Structured figure records
—————

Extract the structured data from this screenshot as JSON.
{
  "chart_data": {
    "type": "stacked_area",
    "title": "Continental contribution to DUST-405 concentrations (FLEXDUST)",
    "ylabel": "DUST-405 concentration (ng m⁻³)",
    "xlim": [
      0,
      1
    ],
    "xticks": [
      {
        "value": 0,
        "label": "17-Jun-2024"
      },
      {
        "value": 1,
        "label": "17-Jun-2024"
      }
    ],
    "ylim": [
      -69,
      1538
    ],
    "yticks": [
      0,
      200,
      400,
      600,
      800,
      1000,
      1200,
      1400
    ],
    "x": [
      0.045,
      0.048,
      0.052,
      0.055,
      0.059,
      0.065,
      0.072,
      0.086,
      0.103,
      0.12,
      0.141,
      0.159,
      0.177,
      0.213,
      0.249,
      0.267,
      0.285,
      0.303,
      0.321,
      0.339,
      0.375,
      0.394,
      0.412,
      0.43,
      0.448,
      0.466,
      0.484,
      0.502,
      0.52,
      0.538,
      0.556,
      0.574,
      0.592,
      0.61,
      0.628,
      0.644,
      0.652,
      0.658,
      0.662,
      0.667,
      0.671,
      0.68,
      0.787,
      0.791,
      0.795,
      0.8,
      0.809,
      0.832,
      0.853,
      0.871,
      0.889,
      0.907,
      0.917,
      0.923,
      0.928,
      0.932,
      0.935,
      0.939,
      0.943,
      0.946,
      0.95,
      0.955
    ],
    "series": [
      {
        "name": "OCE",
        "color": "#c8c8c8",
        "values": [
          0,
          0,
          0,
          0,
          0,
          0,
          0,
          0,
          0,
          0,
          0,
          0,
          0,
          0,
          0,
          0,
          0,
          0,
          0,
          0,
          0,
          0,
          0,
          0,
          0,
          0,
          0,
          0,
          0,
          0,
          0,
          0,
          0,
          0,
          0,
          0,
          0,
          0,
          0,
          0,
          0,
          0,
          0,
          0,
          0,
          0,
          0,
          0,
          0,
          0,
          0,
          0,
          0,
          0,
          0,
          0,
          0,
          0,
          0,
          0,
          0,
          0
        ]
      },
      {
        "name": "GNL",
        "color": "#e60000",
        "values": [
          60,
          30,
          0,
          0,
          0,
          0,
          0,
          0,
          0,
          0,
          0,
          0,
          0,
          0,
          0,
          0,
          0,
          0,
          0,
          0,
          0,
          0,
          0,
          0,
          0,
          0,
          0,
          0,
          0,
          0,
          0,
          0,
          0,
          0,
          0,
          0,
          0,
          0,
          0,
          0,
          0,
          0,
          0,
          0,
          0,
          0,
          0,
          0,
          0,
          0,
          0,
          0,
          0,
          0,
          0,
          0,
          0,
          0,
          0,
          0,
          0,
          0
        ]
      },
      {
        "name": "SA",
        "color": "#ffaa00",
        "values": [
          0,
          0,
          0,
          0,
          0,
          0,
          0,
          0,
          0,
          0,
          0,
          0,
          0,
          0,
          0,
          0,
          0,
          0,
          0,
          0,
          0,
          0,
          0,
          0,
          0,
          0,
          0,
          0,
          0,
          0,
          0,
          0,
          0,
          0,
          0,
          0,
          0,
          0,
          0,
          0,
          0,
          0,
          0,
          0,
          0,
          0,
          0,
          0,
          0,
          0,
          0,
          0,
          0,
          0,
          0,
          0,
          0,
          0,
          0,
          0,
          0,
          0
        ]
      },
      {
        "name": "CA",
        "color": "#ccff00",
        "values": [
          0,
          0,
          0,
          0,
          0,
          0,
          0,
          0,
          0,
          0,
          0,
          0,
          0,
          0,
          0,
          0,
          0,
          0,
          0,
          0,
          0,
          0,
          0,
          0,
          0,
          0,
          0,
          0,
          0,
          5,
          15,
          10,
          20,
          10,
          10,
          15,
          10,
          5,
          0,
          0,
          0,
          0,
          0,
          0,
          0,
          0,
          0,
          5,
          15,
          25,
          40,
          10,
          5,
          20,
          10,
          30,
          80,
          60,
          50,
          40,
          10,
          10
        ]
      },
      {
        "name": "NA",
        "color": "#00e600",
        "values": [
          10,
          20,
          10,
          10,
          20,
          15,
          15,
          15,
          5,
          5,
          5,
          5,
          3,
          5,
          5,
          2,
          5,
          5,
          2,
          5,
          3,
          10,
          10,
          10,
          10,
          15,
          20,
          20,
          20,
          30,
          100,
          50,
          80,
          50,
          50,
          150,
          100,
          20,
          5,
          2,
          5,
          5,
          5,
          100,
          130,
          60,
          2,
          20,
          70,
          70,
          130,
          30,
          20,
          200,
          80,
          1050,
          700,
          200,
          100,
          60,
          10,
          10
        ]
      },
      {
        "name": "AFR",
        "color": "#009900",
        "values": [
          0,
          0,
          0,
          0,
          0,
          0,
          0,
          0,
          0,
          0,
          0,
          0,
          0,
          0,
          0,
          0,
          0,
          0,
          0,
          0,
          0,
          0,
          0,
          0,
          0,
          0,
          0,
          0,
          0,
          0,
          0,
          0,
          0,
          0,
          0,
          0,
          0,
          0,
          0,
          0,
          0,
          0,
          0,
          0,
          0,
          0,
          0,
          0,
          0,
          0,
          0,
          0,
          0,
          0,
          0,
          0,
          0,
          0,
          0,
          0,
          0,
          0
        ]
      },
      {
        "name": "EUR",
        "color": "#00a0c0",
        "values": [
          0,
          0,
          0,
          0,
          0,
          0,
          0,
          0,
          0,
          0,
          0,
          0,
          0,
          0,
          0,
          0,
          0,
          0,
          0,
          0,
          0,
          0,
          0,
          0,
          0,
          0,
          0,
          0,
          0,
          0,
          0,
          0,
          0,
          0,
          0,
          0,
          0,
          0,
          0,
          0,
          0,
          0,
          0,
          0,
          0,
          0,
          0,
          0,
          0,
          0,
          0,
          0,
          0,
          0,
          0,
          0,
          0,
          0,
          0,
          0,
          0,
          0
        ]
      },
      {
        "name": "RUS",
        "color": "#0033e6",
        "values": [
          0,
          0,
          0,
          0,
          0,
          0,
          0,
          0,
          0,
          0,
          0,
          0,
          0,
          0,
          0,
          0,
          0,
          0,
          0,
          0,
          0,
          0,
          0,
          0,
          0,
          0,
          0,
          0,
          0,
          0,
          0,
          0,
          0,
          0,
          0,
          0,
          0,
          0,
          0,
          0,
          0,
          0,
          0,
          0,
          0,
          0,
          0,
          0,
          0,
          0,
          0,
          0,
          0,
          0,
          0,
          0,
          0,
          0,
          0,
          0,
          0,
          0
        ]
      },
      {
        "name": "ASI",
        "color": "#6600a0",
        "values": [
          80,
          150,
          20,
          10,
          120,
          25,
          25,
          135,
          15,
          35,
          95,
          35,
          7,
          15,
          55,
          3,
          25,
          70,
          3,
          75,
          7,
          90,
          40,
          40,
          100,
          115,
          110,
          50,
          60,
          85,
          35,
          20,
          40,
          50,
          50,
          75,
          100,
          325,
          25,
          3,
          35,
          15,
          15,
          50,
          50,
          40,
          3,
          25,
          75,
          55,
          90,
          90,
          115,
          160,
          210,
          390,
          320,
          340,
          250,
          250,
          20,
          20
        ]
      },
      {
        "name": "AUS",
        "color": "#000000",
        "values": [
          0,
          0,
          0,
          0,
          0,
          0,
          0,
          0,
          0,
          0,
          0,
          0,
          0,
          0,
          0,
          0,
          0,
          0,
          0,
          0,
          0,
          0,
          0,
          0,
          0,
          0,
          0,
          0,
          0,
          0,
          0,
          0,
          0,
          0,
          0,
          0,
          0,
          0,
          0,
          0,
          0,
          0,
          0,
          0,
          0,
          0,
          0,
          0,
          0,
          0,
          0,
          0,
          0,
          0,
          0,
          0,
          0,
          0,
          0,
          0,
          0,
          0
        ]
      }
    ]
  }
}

—————

**What you will do**
Identify the lines above with the word "DUST". Copy them.

**Complete response**
    "title": "Continental contribution to DUST-405 concentrations (FLEXDUST)",
    "ylabel": "DUST-405 concentration (ng m⁻³)",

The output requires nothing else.